■ Exercise objective
All lines in the data bearing the string "Witnesses" should be identified and copied.
************
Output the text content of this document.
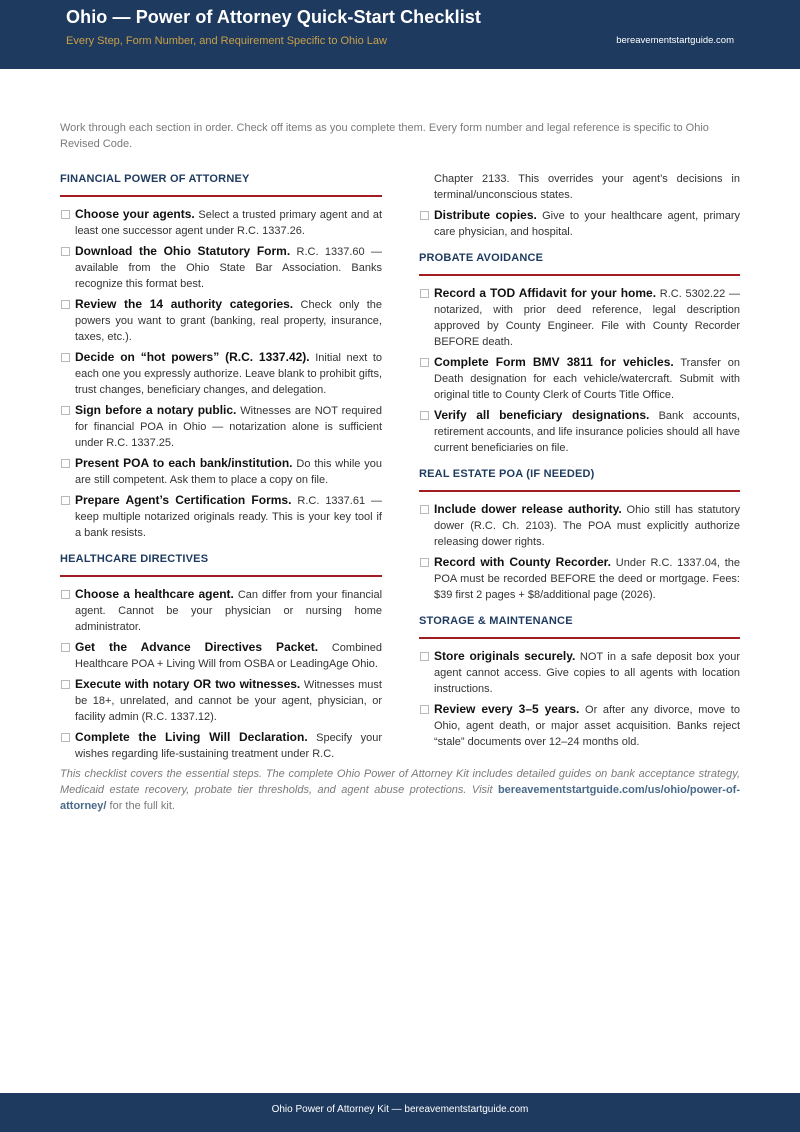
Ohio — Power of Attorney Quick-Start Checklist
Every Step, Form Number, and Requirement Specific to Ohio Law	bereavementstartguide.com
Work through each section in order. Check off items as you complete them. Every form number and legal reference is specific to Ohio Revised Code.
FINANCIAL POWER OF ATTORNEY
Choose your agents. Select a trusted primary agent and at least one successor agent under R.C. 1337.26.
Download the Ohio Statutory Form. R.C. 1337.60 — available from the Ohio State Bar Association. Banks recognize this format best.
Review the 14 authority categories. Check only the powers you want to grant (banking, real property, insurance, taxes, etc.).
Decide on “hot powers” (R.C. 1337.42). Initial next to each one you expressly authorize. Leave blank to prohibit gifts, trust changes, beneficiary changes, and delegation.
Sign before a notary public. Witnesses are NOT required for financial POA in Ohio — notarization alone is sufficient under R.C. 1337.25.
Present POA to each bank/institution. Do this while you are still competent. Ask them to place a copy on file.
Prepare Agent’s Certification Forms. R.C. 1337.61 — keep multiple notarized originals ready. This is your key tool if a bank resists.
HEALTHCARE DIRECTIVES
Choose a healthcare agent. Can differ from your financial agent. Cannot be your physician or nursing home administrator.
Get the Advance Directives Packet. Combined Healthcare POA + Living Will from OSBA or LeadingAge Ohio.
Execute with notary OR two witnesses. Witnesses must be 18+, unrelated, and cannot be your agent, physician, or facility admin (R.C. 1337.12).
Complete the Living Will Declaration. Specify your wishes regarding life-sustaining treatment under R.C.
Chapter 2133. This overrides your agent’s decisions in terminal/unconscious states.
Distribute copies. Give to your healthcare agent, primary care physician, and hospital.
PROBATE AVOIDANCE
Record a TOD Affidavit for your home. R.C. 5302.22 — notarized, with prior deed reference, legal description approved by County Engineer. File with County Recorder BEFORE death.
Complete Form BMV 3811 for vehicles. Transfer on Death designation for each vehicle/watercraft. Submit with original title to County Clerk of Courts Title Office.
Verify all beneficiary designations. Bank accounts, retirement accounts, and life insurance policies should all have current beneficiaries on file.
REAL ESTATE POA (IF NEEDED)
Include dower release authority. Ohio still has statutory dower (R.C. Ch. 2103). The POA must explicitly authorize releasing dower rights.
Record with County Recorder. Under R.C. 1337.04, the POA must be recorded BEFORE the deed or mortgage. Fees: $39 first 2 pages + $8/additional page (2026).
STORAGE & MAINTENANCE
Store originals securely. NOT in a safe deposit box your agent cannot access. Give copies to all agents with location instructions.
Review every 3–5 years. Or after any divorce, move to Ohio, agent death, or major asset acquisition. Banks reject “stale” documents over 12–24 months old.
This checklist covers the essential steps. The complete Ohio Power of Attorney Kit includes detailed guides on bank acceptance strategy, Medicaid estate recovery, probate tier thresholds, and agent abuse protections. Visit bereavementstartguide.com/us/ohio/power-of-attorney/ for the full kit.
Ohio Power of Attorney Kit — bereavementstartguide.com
************
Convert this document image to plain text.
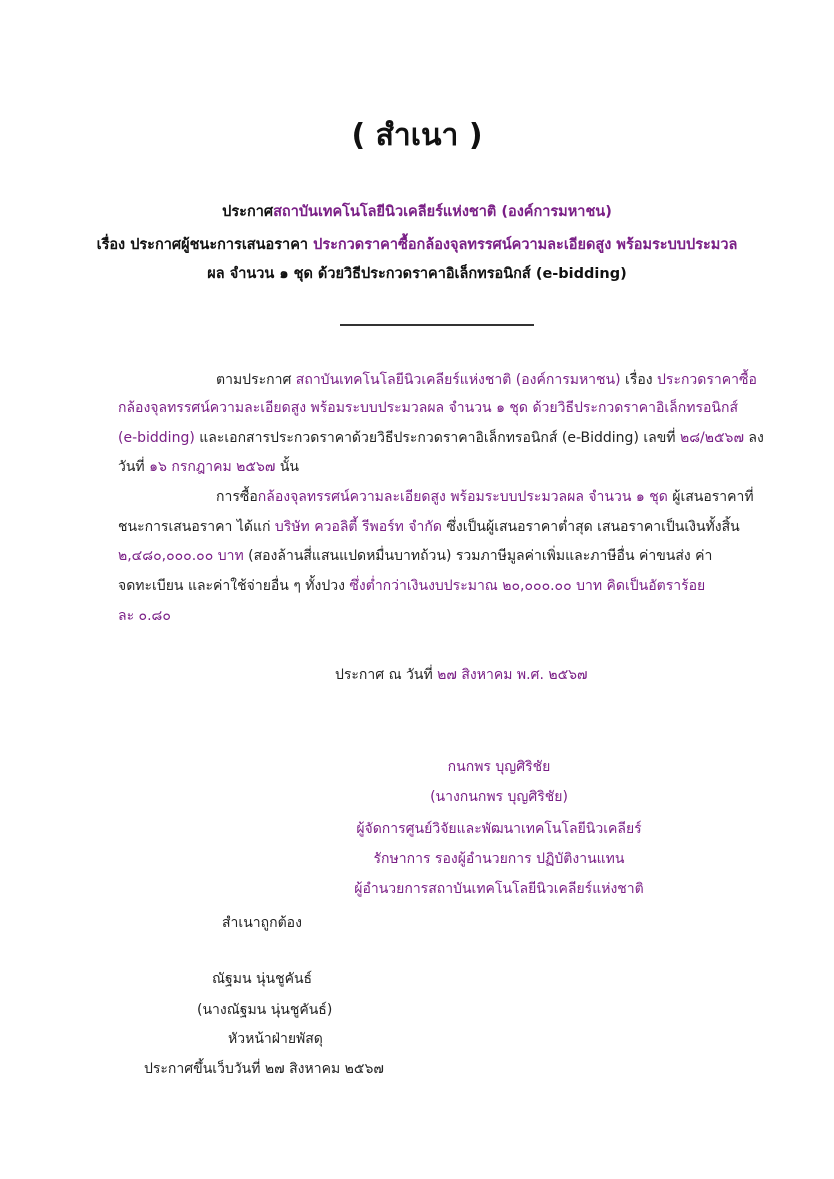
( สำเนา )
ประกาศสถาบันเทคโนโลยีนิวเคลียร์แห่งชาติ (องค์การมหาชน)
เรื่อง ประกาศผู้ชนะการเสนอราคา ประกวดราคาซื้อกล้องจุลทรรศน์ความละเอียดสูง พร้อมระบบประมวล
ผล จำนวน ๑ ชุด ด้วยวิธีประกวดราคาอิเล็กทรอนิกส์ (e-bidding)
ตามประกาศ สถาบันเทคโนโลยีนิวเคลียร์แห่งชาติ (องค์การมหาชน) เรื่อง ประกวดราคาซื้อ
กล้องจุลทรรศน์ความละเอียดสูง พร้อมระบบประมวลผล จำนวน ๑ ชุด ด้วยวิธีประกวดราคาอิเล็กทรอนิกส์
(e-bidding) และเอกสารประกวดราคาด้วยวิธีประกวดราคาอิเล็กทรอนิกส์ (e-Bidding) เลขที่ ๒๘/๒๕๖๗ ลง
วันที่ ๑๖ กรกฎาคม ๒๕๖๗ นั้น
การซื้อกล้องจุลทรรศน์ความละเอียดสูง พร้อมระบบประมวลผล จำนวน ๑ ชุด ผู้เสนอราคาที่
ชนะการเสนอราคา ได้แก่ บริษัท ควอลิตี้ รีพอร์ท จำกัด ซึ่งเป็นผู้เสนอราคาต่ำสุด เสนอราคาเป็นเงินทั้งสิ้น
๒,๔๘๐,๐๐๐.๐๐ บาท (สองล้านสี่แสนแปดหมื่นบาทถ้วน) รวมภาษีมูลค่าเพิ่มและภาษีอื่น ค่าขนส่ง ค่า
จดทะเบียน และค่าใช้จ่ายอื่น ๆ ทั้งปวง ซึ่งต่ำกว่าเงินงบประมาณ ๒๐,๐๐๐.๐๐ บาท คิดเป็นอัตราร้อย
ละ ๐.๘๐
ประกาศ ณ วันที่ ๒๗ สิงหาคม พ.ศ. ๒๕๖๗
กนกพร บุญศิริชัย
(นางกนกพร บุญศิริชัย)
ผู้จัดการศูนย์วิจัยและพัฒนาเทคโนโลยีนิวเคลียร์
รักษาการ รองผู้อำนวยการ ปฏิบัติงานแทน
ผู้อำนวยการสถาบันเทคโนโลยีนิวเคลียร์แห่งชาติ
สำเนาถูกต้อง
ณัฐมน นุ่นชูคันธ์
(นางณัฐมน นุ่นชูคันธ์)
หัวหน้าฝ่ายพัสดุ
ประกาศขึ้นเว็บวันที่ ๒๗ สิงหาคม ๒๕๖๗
************
■ Solved exercise
Sign before a notary public. Witnesses are NOT required for financial POA in Ohio — notarization alone is sufficient under R.C. 1337.25.
Execute with notary OR two witnesses. Witnesses must be 18+, unrelated, and cannot be your agent, physician, or facility admin (R.C. 1337.12).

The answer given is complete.